Task prompt:
Please determine how many lines of the material include the word "SENATRAN", and respond with nothing but that number.
----- Material to process -----
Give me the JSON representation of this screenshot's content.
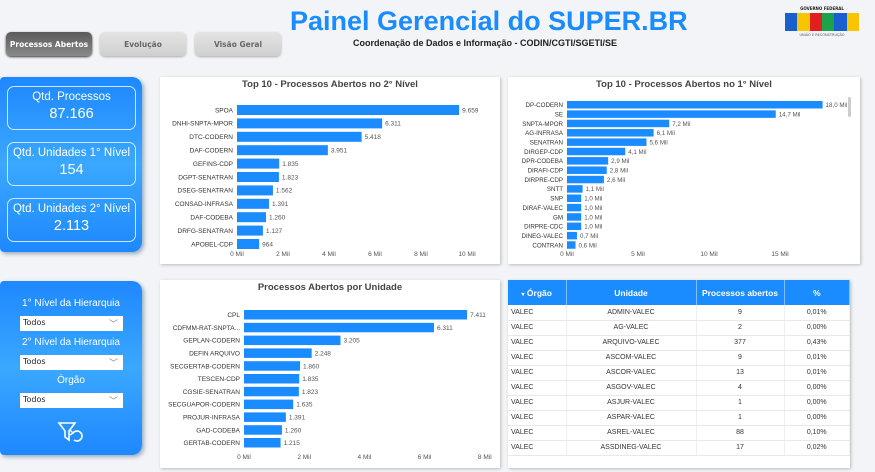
{
  "header": {
    "title": "Painel Gerencial do SUPER.BR",
    "subtitle": "Coordenação de Dados e Informação - CODIN/CGTI/SGETI/SE",
    "logo_text": "GOVERNO FEDERAL BRASIL UNIÃO E RECONSTRUÇÃO"
  },
  "nav": [
    {
      "label": "Processos Abertos",
      "active": true
    },
    {
      "label": "Evolução",
      "active": false
    },
    {
      "label": "Visão Geral",
      "active": false
    }
  ],
  "kpis": [
    {
      "label": "Qtd. Processos",
      "value": "87.166"
    },
    {
      "label": "Qtd. Unidades 1° Nível",
      "value": "154"
    },
    {
      "label": "Qtd. Unidades 2° Nível",
      "value": "2.113"
    }
  ],
  "filters": [
    {
      "label": "1° Nível da Hierarquia",
      "value": "Todos"
    },
    {
      "label": "2° Nível da Hierarquia",
      "value": "Todos"
    },
    {
      "label": "Órgão",
      "value": "Todos"
    }
  ],
  "colors": {
    "accent": "#1a8cff",
    "bar": "#1a8cff"
  },
  "chart_data": [
    {
      "type": "bar",
      "orientation": "horizontal",
      "title": "Top 10 - Processos Abertos no 2° Nível",
      "categories": [
        "SPOA",
        "DNHI-SNPTA-MPOR",
        "DTC-CODERN",
        "DAF-CODERN",
        "GEFINS-CDP",
        "DGPT-SENATRAN",
        "DSEG-SENATRAN",
        "CONSAD-INFRASA",
        "DAF-CODEBA",
        "DRFG-SENATRAN",
        "APOBEL-CDP"
      ],
      "values": [
        9659,
        6311,
        5418,
        3951,
        1835,
        1823,
        1562,
        1391,
        1260,
        1127,
        964
      ],
      "labels": [
        "9.659",
        "6.311",
        "5.418",
        "3.951",
        "1.835",
        "1.823",
        "1.562",
        "1.391",
        "1.260",
        "1.127",
        "964"
      ],
      "xlim": [
        0,
        10000
      ],
      "ticks": [
        "0 Mil",
        "2 Mil",
        "4 Mil",
        "6 Mil",
        "8 Mil",
        "10 Mil"
      ],
      "tick_values": [
        0,
        2000,
        4000,
        6000,
        8000,
        10000
      ]
    },
    {
      "type": "bar",
      "orientation": "horizontal",
      "title": "Top 10 - Processos Abertos no 1° Nível",
      "categories": [
        "DP-CODERN",
        "SE",
        "SNPTA-MPOR",
        "AG-INFRASA",
        "SENATRAN",
        "DIRGEP-CDP",
        "DPR-CODEBA",
        "DIRAFI-CDP",
        "DIRPRE-CDP",
        "SNTT",
        "SNP",
        "DIRAF-VALEC",
        "GM",
        "DIRPRE-CDC",
        "DINEG-VALEC",
        "CONTRAN"
      ],
      "values": [
        18000,
        14700,
        7200,
        6100,
        5600,
        4100,
        2900,
        2800,
        2600,
        1100,
        1000,
        1000,
        1000,
        1000,
        700,
        600
      ],
      "labels": [
        "18,0 Mil",
        "14,7 Mil",
        "7,2 Mil",
        "6,1 Mil",
        "5,6 Mil",
        "4,1 Mil",
        "2,9 Mil",
        "2,8 Mil",
        "2,6 Mil",
        "1,1 Mil",
        "1,0 Mil",
        "1,0 Mil",
        "1,0 Mil",
        "1,0 Mil",
        "0,7 Mil",
        "0,6 Mil"
      ],
      "xlim": [
        0,
        18000
      ],
      "ticks": [
        "0 Mil",
        "5 Mil",
        "10 Mil",
        "15 Mil"
      ],
      "tick_values": [
        0,
        5000,
        10000,
        15000
      ]
    },
    {
      "type": "bar",
      "orientation": "horizontal",
      "title": "Processos Abertos por Unidade",
      "categories": [
        "CPL",
        "CDFMM-RAT-SNPTA...",
        "GEPLAN-CODERN",
        "DEFIN ARQUIVO",
        "SECGERTAB-CODERN",
        "TESCEN-CDP",
        "CGSIE-SENATRAN",
        "SECGUAPOR-CODERN",
        "PROJUR-INFRASA",
        "GAD-CODEBA",
        "GERTAB-CODERN"
      ],
      "values": [
        7411,
        6311,
        3205,
        2248,
        1860,
        1835,
        1823,
        1635,
        1391,
        1260,
        1215
      ],
      "labels": [
        "7.411",
        "6.311",
        "3.205",
        "2.248",
        "1.860",
        "1.835",
        "1.823",
        "1.635",
        "1.391",
        "1.260",
        "1.215"
      ],
      "xlim": [
        0,
        8000
      ],
      "ticks": [
        "0 Mil",
        "2 Mil",
        "4 Mil",
        "6 Mil",
        "8 Mil"
      ],
      "tick_values": [
        0,
        2000,
        4000,
        6000,
        8000
      ]
    }
  ],
  "table": {
    "columns": [
      "Órgão",
      "Unidade",
      "Processos abertos",
      "%"
    ],
    "rows": [
      [
        "VALEC",
        "ADMIN-VALEC",
        "9",
        "0,01%"
      ],
      [
        "VALEC",
        "AG-VALEC",
        "2",
        "0,00%"
      ],
      [
        "VALEC",
        "ARQUIVO-VALEC",
        "377",
        "0,43%"
      ],
      [
        "VALEC",
        "ASCOM-VALEC",
        "9",
        "0,01%"
      ],
      [
        "VALEC",
        "ASCOR-VALEC",
        "13",
        "0,01%"
      ],
      [
        "VALEC",
        "ASGOV-VALEC",
        "4",
        "0,00%"
      ],
      [
        "VALEC",
        "ASJUR-VALEC",
        "1",
        "0,00%"
      ],
      [
        "VALEC",
        "ASPAR-VALEC",
        "1",
        "0,00%"
      ],
      [
        "VALEC",
        "ASREL-VALEC",
        "88",
        "0,10%"
      ],
      [
        "VALEC",
        "ASSDINEG-VALEC",
        "17",
        "0,02%"
      ]
    ]
  }
}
-----
Task response:
5